* Begin Supplied data *

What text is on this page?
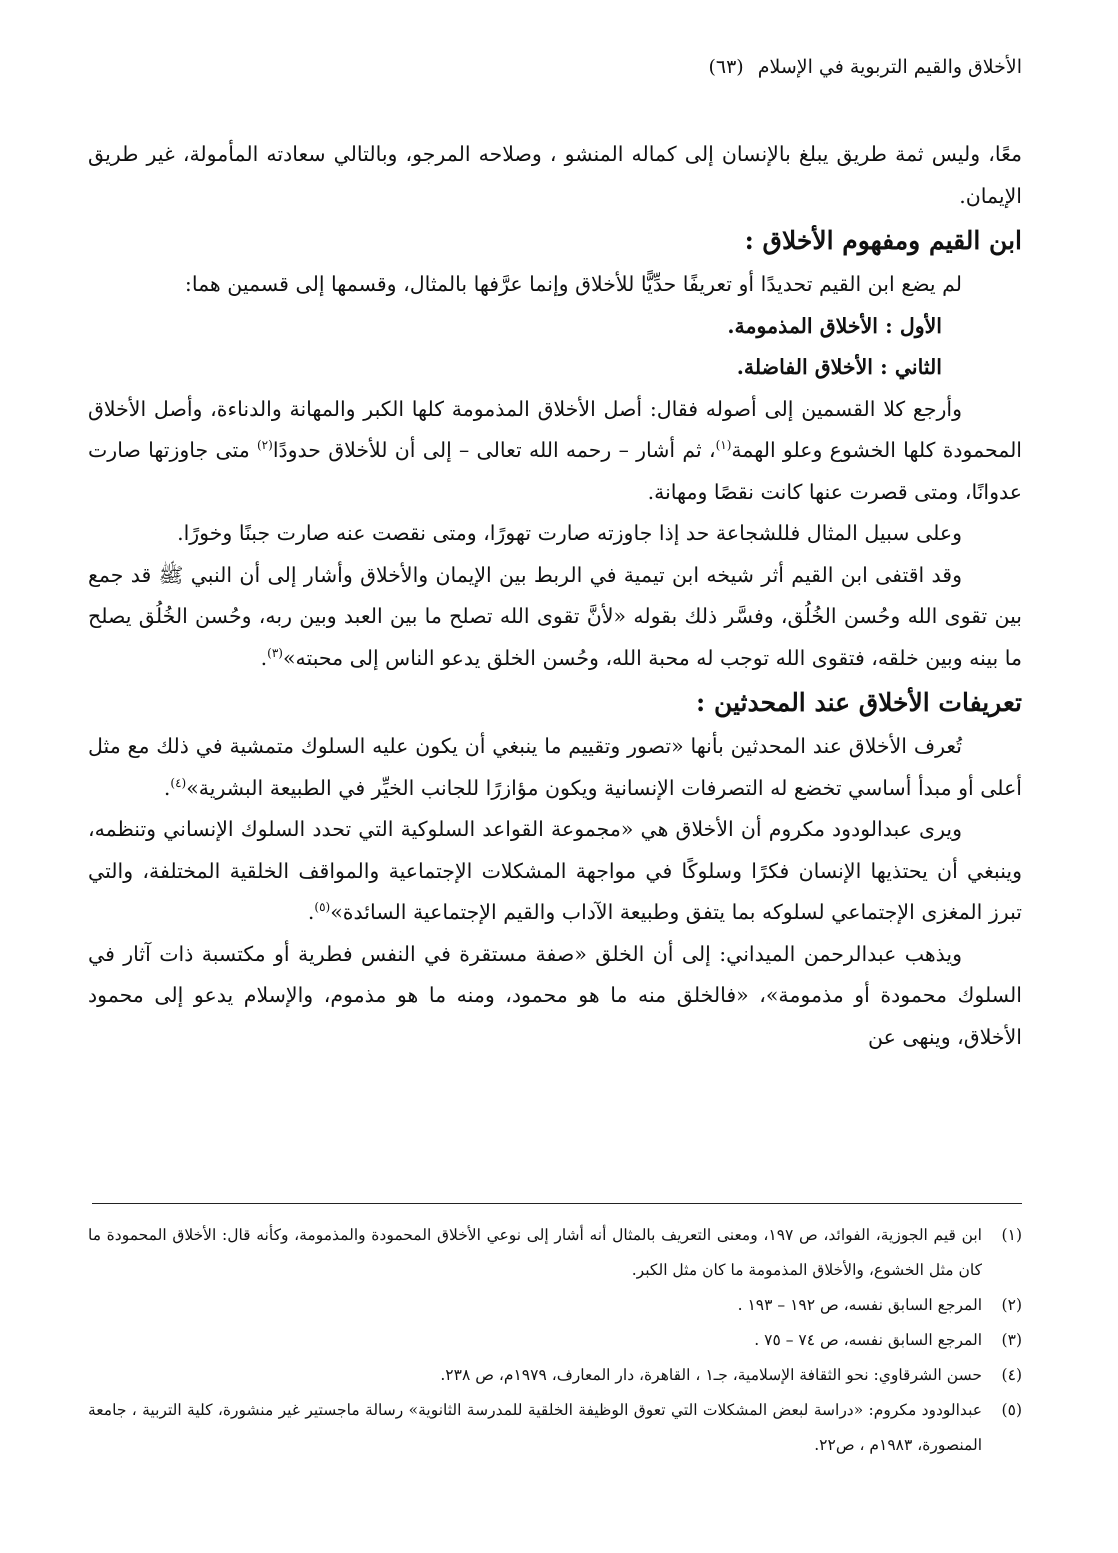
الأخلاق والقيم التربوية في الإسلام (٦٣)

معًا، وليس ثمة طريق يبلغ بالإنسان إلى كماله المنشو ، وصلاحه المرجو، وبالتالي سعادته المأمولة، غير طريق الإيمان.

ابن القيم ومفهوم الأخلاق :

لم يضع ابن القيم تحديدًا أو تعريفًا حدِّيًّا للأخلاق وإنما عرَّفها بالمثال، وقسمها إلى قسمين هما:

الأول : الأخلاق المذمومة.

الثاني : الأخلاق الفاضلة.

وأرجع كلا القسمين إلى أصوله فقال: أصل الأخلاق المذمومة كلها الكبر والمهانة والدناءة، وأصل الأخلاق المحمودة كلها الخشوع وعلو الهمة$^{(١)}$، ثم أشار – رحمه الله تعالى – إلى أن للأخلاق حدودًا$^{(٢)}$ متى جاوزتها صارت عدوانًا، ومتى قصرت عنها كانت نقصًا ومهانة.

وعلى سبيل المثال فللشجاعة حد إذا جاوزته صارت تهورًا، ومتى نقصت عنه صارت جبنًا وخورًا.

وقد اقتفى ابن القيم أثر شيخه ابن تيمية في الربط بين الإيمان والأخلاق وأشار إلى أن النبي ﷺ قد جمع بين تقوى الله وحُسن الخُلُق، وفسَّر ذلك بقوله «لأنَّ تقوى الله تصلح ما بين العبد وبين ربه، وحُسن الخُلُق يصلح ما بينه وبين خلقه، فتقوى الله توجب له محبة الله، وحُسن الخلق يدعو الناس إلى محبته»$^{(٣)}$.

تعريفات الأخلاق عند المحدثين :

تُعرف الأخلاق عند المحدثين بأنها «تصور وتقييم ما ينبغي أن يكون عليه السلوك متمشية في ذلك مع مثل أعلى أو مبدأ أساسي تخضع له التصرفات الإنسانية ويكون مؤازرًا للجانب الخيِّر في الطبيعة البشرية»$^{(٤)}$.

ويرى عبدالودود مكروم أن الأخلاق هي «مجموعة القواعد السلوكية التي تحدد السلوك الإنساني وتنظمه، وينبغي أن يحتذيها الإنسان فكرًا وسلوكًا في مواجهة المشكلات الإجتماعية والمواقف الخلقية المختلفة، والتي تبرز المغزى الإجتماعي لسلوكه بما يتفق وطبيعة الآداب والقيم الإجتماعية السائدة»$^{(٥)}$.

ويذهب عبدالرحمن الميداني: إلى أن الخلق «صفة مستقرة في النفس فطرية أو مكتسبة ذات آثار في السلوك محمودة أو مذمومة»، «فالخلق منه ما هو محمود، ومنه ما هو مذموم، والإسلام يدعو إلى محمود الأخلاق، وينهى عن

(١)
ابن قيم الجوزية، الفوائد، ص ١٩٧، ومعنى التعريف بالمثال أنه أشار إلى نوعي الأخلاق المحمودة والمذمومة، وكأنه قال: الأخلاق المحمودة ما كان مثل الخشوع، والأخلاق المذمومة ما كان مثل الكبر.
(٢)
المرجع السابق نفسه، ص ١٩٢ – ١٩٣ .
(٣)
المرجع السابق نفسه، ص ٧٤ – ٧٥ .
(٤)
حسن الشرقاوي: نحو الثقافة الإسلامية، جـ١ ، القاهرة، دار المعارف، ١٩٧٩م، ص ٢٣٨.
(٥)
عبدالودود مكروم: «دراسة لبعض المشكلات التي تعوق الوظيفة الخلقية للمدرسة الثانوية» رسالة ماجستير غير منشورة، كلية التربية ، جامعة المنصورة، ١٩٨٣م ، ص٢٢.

* End Supplied data *

Your task.
Print the records word for word and exclude any picture they hold.

Full answer.
What text is on this page?
الأخلاق والقيم التربوية في الإسلام (٦٣)

معًا، وليس ثمة طريق يبلغ بالإنسان إلى كماله المنشو ، وصلاحه المرجو، وبالتالي سعادته المأمولة، غير طريق الإيمان.

ابن القيم ومفهوم الأخلاق :

لم يضع ابن القيم تحديدًا أو تعريفًا حدِّيًّا للأخلاق وإنما عرَّفها بالمثال، وقسمها إلى قسمين هما:

الأول : الأخلاق المذمومة.

الثاني : الأخلاق الفاضلة.

وأرجع كلا القسمين إلى أصوله فقال: أصل الأخلاق المذمومة كلها الكبر والمهانة والدناءة، وأصل الأخلاق المحمودة كلها الخشوع وعلو الهمة$^{(١)}$، ثم أشار – رحمه الله تعالى – إلى أن للأخلاق حدودًا$^{(٢)}$ متى جاوزتها صارت عدوانًا، ومتى قصرت عنها كانت نقصًا ومهانة.

وعلى سبيل المثال فللشجاعة حد إذا جاوزته صارت تهورًا، ومتى نقصت عنه صارت جبنًا وخورًا.

وقد اقتفى ابن القيم أثر شيخه ابن تيمية في الربط بين الإيمان والأخلاق وأشار إلى أن النبي ﷺ قد جمع بين تقوى الله وحُسن الخُلُق، وفسَّر ذلك بقوله «لأنَّ تقوى الله تصلح ما بين العبد وبين ربه، وحُسن الخُلُق يصلح ما بينه وبين خلقه، فتقوى الله توجب له محبة الله، وحُسن الخلق يدعو الناس إلى محبته»$^{(٣)}$.

تعريفات الأخلاق عند المحدثين :

تُعرف الأخلاق عند المحدثين بأنها «تصور وتقييم ما ينبغي أن يكون عليه السلوك متمشية في ذلك مع مثل أعلى أو مبدأ أساسي تخضع له التصرفات الإنسانية ويكون مؤازرًا للجانب الخيِّر في الطبيعة البشرية»$^{(٤)}$.

ويرى عبدالودود مكروم أن الأخلاق هي «مجموعة القواعد السلوكية التي تحدد السلوك الإنساني وتنظمه، وينبغي أن يحتذيها الإنسان فكرًا وسلوكًا في مواجهة المشكلات الإجتماعية والمواقف الخلقية المختلفة، والتي تبرز المغزى الإجتماعي لسلوكه بما يتفق وطبيعة الآداب والقيم الإجتماعية السائدة»$^{(٥)}$.

ويذهب عبدالرحمن الميداني: إلى أن الخلق «صفة مستقرة في النفس فطرية أو مكتسبة ذات آثار في السلوك محمودة أو مذمومة»، «فالخلق منه ما هو محمود، ومنه ما هو مذموم، والإسلام يدعو إلى محمود الأخلاق، وينهى عن

(١)
ابن قيم الجوزية، الفوائد، ص ١٩٧، ومعنى التعريف بالمثال أنه أشار إلى نوعي الأخلاق المحمودة والمذمومة، وكأنه قال: الأخلاق المحمودة ما كان مثل الخشوع، والأخلاق المذمومة ما كان مثل الكبر.
(٢)
المرجع السابق نفسه، ص ١٩٢ – ١٩٣ .
(٣)
المرجع السابق نفسه، ص ٧٤ – ٧٥ .
(٤)
حسن الشرقاوي: نحو الثقافة الإسلامية، جـ١ ، القاهرة، دار المعارف، ١٩٧٩م، ص ٢٣٨.
(٥)
عبدالودود مكروم: «دراسة لبعض المشكلات التي تعوق الوظيفة الخلقية للمدرسة الثانوية» رسالة ماجستير غير منشورة، كلية التربية ، جامعة المنصورة، ١٩٨٣م ، ص٢٢.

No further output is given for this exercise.